▸ **The task**
In the listing below, find every line containing "заключившим" and copy it out.

• • • •

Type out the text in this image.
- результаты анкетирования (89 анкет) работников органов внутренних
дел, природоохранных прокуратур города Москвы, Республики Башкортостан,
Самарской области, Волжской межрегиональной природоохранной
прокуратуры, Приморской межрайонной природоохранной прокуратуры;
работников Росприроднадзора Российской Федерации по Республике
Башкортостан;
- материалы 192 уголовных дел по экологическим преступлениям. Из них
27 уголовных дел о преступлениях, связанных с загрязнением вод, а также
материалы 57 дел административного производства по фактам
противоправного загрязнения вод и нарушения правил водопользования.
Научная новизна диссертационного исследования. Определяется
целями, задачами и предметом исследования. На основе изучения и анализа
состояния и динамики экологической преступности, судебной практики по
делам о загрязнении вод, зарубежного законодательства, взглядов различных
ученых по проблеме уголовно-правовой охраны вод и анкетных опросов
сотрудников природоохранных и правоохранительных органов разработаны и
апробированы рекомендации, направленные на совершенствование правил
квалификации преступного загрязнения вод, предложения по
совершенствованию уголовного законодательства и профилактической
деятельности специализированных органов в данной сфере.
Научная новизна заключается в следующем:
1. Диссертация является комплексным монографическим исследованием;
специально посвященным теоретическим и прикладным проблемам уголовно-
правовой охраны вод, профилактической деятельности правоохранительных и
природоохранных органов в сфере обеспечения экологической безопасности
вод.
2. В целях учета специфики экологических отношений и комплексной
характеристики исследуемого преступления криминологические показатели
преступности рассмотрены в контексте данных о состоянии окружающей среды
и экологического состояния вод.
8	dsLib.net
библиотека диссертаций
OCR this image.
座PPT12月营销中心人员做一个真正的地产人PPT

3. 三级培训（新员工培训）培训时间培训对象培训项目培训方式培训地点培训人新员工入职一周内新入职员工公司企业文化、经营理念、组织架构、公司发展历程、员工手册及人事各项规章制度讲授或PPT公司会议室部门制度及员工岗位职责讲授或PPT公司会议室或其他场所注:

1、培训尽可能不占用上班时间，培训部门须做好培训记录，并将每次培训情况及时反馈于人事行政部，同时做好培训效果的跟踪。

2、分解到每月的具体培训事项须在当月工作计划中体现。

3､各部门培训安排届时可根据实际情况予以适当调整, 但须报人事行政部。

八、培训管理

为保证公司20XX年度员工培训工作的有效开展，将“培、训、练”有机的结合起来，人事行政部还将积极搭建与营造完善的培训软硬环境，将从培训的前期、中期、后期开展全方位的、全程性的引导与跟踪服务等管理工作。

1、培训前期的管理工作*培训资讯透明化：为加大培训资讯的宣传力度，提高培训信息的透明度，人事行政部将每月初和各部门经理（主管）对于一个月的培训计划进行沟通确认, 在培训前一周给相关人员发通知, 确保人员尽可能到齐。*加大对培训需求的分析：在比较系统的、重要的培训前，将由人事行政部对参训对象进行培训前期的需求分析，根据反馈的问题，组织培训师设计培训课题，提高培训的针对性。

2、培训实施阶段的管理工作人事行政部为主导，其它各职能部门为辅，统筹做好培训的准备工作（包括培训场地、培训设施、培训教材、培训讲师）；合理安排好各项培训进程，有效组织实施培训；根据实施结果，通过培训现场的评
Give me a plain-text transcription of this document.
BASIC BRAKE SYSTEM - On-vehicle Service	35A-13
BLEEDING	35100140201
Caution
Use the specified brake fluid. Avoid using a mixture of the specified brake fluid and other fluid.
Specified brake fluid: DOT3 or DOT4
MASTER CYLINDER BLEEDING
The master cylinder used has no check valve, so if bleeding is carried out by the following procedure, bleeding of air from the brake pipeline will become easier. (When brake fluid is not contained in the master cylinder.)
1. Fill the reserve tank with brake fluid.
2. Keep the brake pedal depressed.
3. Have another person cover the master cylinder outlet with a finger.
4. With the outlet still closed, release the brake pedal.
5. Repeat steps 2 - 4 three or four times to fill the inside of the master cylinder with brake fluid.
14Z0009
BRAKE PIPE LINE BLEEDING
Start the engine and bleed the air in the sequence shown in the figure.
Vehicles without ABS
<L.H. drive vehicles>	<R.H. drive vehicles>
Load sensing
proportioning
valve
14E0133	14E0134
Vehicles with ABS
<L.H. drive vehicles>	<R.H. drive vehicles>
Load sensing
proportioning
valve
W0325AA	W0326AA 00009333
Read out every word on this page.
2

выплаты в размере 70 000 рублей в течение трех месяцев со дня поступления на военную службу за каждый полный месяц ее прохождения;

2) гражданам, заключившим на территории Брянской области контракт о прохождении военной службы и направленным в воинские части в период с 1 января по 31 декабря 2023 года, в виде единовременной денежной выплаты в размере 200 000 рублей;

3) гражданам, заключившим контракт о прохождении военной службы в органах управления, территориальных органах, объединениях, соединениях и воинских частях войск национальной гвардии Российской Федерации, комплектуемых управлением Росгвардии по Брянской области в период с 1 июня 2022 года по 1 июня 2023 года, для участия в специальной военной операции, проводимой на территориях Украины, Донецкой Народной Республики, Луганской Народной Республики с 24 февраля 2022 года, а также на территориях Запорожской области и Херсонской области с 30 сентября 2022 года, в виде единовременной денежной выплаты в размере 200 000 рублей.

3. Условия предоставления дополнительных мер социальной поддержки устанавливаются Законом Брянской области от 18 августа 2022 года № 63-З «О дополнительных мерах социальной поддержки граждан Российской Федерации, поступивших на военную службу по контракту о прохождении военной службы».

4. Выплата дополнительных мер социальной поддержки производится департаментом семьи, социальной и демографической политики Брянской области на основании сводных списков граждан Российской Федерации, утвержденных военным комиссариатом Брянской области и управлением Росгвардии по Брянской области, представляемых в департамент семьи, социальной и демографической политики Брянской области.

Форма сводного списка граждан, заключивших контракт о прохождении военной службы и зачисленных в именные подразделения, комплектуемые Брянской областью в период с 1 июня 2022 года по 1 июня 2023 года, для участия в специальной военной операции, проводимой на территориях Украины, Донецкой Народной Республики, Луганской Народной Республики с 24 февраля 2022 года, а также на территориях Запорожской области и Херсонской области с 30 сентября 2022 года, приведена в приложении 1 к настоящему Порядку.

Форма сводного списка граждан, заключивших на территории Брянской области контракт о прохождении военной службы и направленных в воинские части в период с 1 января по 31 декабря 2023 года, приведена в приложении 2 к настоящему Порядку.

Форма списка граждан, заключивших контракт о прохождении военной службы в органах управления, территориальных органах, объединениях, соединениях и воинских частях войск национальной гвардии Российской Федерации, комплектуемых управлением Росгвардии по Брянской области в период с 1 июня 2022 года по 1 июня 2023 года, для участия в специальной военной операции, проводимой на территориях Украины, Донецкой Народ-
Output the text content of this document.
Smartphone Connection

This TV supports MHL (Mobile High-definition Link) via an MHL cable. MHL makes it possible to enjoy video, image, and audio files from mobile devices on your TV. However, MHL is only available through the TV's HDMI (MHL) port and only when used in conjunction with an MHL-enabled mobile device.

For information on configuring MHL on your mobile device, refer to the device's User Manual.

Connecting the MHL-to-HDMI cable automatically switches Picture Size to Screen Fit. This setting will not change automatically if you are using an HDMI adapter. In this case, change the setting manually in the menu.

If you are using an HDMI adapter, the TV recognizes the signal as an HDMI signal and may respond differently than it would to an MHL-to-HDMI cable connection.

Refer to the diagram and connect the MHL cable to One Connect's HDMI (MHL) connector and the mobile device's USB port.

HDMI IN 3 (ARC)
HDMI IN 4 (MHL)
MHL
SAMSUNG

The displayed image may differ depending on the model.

• • • •

▸ **Output of the task**
2) гражданам, заключившим на территории Брянской области контракт о прохождении военной службы и направленным в воинские части в период с 1 января по 31 декабря 2023 года, в виде единовременной денежной выплаты в размере 200 000 рублей;
3) гражданам, заключившим контракт о прохождении военной службы в органах управления, территориальных органах, объединениях, соединениях и воинских частях войск национальной гвардии Российской Федерации, комплектуемых управлением Росгвардии по Брянской области в период с 1 июня 2022 года по 1 июня 2023 года, для участия в специальной военной операции, проводимой на территориях Украины, Донецкой Народной Республики, Луганской Народной Республики с 24 февраля 2022 года, а также на территориях Запорожской области и Херсонской области с 30 сентября 2022 года, в виде единовременной денежной выплаты в размере 200 000 рублей.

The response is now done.